What the task requires:
Count the rows below that contain the string "line", treating uppercase and lowercase as distinct. Give the count alone.

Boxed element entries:

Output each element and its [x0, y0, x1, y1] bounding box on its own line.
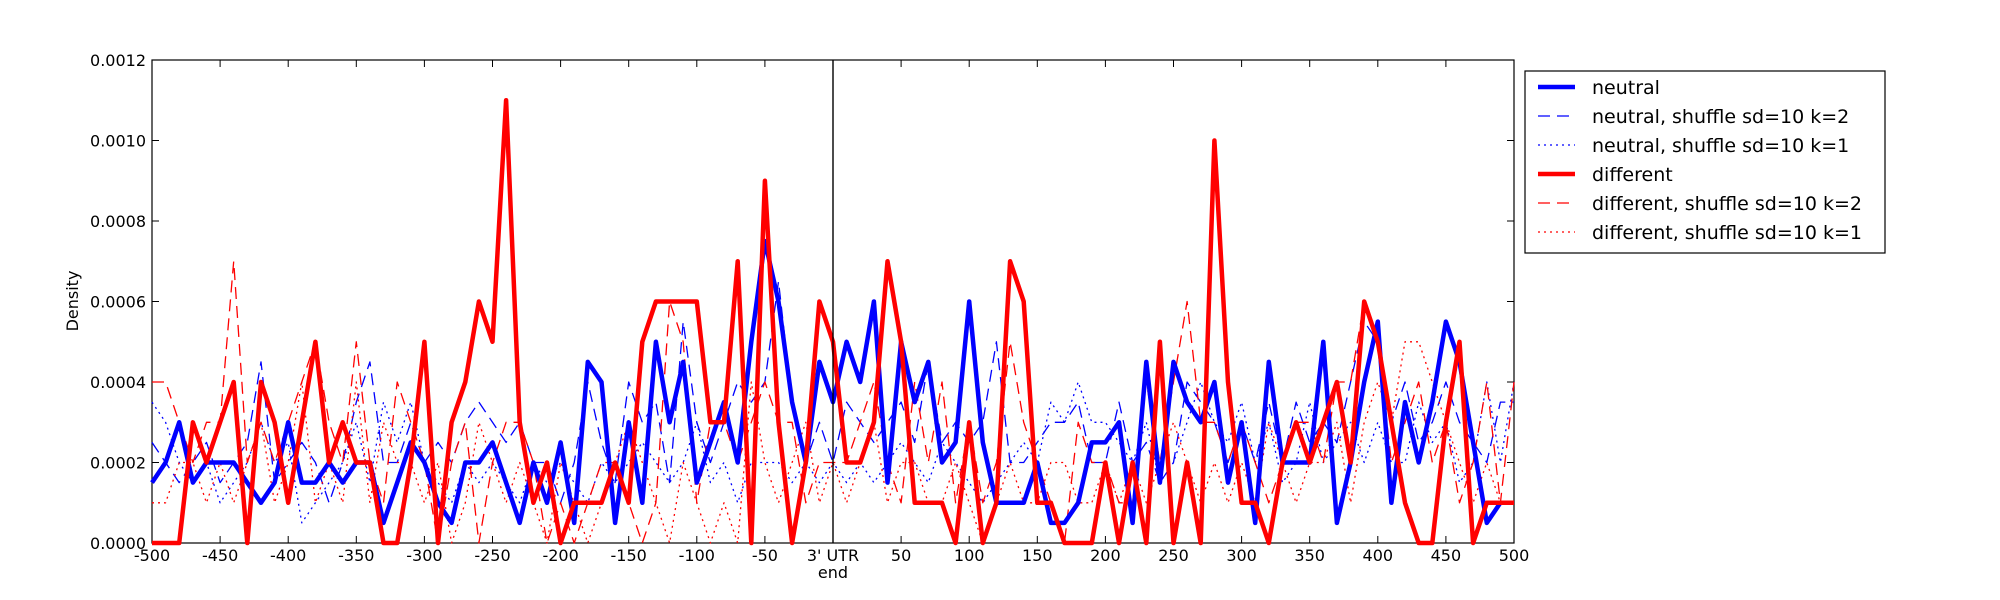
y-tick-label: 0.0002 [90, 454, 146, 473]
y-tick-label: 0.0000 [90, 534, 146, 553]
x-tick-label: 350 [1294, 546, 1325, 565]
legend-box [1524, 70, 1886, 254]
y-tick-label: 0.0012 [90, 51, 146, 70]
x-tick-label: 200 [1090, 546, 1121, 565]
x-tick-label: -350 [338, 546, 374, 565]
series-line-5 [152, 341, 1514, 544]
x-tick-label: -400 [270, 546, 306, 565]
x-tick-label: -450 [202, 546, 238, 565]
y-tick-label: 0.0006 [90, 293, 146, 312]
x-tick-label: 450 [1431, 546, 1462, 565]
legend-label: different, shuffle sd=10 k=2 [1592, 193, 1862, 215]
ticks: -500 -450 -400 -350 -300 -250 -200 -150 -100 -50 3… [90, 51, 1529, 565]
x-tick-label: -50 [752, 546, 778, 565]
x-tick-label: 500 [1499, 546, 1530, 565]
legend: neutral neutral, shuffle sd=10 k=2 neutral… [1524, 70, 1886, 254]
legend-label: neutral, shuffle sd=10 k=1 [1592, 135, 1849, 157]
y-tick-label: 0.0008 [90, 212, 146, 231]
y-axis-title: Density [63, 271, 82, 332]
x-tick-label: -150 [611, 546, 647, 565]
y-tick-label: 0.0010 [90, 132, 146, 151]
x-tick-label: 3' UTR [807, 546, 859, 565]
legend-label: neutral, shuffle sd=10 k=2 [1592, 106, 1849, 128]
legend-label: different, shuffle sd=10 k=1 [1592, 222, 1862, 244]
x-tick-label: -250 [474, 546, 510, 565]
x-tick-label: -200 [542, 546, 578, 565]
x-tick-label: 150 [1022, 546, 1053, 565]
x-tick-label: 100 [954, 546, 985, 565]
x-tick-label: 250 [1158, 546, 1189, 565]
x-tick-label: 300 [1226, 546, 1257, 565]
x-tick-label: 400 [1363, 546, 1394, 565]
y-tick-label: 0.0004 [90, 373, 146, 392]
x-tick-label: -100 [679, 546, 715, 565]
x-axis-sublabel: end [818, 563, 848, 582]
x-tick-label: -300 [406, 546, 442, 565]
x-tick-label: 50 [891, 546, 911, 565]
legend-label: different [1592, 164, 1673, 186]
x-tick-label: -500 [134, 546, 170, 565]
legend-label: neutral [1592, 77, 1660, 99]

Exercise result:
2